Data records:
+---+

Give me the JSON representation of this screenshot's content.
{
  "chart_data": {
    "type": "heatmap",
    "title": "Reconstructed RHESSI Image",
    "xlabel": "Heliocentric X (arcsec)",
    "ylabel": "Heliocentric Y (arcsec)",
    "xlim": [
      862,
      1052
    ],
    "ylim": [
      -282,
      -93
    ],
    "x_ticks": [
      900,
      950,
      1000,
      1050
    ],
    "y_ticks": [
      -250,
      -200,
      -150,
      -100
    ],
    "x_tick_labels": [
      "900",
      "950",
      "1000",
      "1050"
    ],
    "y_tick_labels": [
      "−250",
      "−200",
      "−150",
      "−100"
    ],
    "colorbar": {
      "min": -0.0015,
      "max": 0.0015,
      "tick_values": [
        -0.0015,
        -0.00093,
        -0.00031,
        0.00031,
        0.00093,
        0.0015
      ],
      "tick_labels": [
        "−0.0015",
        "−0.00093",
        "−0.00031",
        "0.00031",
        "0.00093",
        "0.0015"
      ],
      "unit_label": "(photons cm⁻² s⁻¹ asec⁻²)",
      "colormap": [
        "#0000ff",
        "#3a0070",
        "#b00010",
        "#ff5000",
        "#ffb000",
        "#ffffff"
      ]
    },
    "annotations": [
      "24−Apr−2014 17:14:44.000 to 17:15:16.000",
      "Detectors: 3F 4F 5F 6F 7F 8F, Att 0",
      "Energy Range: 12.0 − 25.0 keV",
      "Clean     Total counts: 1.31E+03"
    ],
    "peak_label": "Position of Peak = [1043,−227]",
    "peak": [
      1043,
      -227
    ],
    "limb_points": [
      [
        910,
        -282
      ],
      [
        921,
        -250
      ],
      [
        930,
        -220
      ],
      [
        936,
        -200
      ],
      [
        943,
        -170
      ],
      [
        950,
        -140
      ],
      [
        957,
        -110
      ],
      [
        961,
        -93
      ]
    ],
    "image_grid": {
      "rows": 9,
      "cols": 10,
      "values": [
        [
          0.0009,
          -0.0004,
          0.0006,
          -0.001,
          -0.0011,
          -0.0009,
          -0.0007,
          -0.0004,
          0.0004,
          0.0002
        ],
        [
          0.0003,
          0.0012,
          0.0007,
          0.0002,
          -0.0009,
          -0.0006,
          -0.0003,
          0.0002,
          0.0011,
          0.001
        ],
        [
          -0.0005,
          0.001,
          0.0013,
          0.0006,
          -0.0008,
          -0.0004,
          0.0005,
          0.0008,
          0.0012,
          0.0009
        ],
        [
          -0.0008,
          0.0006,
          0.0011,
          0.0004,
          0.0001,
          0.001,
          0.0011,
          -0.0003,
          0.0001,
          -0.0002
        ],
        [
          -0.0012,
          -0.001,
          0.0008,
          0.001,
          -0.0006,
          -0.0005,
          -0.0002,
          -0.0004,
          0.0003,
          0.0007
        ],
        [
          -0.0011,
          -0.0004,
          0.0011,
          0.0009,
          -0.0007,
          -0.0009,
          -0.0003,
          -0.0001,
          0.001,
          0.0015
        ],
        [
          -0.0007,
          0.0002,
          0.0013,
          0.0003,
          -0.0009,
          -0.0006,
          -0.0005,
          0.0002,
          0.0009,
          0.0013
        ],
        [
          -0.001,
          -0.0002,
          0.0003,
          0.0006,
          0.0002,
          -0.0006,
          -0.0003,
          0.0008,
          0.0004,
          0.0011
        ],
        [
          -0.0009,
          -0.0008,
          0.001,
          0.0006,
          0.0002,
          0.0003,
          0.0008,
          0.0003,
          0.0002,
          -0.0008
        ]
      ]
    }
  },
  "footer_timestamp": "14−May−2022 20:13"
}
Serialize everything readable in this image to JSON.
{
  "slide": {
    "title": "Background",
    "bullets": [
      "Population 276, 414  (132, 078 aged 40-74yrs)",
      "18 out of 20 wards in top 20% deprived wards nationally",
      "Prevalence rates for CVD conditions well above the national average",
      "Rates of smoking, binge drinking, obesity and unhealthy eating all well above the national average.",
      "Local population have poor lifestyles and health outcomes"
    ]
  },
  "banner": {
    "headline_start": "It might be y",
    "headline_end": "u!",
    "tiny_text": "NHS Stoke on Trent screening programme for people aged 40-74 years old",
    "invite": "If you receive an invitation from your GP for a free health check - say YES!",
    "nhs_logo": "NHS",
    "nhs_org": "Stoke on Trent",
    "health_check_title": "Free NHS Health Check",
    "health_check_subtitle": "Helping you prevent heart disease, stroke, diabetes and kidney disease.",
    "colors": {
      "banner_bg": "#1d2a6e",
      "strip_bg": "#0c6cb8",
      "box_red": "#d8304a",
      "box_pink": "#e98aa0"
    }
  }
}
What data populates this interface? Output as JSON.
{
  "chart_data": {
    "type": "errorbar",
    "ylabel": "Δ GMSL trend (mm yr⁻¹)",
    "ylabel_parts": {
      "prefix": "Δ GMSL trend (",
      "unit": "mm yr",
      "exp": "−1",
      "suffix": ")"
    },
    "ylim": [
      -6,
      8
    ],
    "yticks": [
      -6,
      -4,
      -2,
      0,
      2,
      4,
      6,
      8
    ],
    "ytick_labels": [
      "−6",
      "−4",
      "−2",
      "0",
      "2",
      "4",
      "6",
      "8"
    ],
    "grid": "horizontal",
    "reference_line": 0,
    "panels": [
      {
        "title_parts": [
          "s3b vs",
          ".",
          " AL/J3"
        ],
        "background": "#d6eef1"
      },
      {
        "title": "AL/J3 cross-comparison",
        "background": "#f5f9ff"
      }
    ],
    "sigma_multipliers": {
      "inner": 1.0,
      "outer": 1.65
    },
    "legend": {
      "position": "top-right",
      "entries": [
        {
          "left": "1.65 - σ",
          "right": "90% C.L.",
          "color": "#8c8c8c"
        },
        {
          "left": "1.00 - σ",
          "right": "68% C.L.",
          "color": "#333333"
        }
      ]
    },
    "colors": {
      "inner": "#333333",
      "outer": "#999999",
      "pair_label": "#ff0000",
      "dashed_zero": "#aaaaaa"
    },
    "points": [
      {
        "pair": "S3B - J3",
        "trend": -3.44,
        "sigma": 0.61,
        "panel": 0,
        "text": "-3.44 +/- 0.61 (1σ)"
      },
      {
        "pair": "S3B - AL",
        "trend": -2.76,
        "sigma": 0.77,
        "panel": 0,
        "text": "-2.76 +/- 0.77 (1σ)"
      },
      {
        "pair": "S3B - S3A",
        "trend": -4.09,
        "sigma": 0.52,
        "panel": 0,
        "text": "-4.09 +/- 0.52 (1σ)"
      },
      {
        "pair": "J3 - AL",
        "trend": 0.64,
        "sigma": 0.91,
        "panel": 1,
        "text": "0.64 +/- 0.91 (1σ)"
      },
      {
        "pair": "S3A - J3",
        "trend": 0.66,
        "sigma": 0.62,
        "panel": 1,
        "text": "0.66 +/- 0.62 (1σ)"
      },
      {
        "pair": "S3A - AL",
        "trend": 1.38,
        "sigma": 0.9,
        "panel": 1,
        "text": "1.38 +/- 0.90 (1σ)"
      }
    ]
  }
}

+---+

What is being asked: Gather from the records above every line containing the string "aged".

Expected answer:
      "Population 276, 414  (132, 078 aged 40-74yrs)",
    "tiny_text": "NHS Stoke on Trent screening programme for people aged 40-74 years old",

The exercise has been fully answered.